>> Start Provided entries

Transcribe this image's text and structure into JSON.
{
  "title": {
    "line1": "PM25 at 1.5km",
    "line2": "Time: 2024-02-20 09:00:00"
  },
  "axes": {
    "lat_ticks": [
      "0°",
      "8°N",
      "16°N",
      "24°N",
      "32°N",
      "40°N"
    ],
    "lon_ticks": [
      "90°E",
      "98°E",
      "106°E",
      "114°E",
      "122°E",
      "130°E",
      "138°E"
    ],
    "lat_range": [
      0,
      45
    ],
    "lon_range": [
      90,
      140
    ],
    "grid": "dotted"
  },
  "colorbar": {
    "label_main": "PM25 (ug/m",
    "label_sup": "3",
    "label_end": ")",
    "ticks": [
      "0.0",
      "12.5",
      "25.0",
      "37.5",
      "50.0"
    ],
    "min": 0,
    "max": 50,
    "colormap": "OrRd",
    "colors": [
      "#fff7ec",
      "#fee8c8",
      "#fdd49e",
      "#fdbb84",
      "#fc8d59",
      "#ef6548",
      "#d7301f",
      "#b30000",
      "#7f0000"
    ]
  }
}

>> End Provided entries

## Exercise directions
Output the entries exactly.

## Result below
Transcribe this image's text and structure into JSON.
{
  "title": {
    "line1": "PM25 at 1.5km",
    "line2": "Time: 2024-02-20 09:00:00"
  },
  "axes": {
    "lat_ticks": [
      "0°",
      "8°N",
      "16°N",
      "24°N",
      "32°N",
      "40°N"
    ],
    "lon_ticks": [
      "90°E",
      "98°E",
      "106°E",
      "114°E",
      "122°E",
      "130°E",
      "138°E"
    ],
    "lat_range": [
      0,
      45
    ],
    "lon_range": [
      90,
      140
    ],
    "grid": "dotted"
  },
  "colorbar": {
    "label_main": "PM25 (ug/m",
    "label_sup": "3",
    "label_end": ")",
    "ticks": [
      "0.0",
      "12.5",
      "25.0",
      "37.5",
      "50.0"
    ],
    "min": 0,
    "max": 50,
    "colormap": "OrRd",
    "colors": [
      "#fff7ec",
      "#fee8c8",
      "#fdd49e",
      "#fdbb84",
      "#fc8d59",
      "#ef6548",
      "#d7301f",
      "#b30000",
      "#7f0000"
    ]
  }
}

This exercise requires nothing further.